- Problem description
Copy the entries below exactly, from the first one up to and including the line that contains "620, 223, 635]".
______
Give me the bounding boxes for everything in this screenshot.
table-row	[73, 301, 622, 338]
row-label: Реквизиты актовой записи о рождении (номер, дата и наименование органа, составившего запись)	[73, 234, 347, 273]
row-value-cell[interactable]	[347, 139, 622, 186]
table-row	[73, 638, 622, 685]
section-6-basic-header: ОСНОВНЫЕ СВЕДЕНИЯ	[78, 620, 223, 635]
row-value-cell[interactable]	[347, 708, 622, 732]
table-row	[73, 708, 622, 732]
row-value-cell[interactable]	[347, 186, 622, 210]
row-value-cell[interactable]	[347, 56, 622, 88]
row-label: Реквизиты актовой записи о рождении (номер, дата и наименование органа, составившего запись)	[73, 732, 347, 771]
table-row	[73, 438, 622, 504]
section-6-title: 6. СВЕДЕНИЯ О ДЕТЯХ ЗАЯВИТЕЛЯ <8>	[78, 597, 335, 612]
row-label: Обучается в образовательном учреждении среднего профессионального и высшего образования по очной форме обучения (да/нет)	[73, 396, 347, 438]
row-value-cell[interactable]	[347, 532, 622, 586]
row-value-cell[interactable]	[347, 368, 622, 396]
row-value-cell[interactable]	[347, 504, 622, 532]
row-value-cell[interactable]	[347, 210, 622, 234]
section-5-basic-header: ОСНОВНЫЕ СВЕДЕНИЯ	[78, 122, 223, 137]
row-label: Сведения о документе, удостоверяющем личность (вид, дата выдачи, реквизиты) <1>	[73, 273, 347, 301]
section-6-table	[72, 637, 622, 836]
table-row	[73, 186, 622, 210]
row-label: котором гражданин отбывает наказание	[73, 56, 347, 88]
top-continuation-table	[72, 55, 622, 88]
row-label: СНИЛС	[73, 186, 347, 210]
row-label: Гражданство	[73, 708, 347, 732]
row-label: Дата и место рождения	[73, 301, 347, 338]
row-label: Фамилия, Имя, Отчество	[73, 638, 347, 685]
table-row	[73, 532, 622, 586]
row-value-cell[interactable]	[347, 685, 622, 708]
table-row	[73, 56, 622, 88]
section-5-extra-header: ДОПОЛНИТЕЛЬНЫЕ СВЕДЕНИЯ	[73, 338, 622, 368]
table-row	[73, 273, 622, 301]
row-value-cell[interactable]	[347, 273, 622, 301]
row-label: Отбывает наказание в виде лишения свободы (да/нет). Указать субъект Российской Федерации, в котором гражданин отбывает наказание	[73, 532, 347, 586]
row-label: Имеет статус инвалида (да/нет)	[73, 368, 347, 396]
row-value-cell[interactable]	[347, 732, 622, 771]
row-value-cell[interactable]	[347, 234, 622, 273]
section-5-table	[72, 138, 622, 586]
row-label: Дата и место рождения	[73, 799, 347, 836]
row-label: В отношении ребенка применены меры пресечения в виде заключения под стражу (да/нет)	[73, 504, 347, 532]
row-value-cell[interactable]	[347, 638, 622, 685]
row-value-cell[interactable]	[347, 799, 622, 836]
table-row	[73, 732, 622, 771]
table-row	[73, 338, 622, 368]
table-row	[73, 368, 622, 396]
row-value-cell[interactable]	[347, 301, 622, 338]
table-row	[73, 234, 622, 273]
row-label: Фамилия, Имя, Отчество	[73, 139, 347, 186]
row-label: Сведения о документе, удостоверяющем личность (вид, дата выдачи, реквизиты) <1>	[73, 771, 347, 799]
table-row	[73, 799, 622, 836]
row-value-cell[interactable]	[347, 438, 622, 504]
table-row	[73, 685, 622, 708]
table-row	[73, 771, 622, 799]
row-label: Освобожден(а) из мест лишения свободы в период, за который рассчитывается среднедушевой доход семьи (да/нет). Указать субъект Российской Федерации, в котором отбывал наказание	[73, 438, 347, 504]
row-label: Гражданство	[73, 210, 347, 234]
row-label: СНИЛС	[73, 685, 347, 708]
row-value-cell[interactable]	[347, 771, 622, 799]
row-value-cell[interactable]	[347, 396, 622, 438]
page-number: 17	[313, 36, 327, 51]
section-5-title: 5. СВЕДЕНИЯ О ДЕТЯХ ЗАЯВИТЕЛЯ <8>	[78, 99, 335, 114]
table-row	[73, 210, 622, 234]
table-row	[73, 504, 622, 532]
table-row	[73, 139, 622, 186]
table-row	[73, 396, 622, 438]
______
- Exercise result
Give me the bounding boxes for everything in this screenshot.
table-row	[73, 301, 622, 338]
row-label: Реквизиты актовой записи о рождении (номер, дата и наименование органа, составившего запись)	[73, 234, 347, 273]
row-value-cell[interactable]	[347, 139, 622, 186]
table-row	[73, 638, 622, 685]
section-6-basic-header: ОСНОВНЫЕ СВЕДЕНИЯ	[78, 620, 223, 635]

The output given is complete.